▸ SET PROBLEM: Identify the lines bearing the string "JSON" and gather them.

## Begin ENTRIES SUPPLIED

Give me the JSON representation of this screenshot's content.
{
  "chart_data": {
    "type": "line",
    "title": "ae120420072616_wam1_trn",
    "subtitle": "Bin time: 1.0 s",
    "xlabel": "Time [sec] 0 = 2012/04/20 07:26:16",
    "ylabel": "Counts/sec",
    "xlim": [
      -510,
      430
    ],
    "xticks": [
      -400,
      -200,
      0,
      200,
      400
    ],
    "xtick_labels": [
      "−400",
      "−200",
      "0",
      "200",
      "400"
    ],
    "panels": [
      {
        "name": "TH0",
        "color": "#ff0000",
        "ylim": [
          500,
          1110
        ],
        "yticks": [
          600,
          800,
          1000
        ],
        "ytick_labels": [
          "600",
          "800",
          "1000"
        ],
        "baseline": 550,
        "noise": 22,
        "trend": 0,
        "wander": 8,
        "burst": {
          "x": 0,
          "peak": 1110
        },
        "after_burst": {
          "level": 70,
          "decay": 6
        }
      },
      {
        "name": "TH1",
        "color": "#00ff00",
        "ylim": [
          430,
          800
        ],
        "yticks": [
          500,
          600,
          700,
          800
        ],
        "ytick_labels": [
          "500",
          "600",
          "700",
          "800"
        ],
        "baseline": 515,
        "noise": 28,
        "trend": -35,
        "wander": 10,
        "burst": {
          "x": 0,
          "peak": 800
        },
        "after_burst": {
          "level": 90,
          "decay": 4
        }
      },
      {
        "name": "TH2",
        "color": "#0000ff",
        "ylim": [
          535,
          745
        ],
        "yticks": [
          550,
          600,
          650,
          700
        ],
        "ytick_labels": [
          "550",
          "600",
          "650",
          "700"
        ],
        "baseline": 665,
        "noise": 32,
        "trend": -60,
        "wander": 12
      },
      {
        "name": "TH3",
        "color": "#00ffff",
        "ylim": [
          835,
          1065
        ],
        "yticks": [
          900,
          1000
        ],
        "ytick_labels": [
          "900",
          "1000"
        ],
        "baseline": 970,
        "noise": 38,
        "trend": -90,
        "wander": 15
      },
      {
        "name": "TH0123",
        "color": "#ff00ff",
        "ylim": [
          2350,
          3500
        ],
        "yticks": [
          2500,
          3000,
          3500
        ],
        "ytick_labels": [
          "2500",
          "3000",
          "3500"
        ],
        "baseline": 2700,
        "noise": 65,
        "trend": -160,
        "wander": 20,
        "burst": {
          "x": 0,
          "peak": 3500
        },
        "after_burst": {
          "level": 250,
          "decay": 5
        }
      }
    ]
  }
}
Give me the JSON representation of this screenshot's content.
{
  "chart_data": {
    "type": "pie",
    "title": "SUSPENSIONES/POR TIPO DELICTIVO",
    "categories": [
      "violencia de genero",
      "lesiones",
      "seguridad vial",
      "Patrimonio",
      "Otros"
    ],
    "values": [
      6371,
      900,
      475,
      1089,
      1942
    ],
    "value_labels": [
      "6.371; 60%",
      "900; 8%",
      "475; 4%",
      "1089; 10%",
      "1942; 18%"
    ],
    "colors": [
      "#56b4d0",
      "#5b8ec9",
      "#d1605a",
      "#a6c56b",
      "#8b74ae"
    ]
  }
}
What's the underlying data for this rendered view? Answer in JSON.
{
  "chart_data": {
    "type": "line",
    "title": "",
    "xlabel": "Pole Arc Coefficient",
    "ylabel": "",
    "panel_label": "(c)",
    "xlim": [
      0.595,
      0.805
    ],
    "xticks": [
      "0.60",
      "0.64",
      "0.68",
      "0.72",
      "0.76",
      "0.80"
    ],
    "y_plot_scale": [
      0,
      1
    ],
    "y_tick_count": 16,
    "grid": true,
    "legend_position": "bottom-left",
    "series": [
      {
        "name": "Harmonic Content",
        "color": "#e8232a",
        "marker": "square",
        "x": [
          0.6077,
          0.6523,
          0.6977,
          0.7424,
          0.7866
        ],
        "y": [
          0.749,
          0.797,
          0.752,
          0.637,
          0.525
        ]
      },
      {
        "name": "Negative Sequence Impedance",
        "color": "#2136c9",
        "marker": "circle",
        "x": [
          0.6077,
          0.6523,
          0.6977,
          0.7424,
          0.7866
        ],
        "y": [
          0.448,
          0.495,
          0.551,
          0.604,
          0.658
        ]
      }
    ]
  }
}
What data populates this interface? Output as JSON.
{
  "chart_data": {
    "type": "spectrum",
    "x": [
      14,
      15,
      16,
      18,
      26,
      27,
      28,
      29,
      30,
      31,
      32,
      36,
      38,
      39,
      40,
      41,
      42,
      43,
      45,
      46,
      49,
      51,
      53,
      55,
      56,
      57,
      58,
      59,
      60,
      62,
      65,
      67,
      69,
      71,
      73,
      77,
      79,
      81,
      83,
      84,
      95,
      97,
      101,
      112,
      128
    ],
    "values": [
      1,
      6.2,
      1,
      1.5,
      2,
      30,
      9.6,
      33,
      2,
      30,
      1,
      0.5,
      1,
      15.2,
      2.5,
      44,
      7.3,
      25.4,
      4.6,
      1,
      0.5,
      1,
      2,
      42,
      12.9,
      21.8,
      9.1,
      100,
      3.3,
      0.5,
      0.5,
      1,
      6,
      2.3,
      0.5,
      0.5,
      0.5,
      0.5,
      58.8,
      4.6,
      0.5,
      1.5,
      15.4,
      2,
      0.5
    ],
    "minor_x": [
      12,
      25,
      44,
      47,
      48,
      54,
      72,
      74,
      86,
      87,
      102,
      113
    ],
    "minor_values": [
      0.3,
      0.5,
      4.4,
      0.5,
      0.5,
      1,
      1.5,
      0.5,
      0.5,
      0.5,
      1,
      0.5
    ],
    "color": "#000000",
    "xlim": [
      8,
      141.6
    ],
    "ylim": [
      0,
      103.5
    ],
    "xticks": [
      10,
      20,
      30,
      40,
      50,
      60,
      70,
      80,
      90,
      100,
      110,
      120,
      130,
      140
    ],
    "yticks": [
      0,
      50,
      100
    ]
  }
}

## End ENTRIES SUPPLIED

▸ TASK ANSWER:
Give me the JSON representation of this screenshot's content.
Give me the JSON representation of this screenshot's content.
What's the underlying data for this rendered view? Answer in JSON.
What data populates this interface? Output as JSON.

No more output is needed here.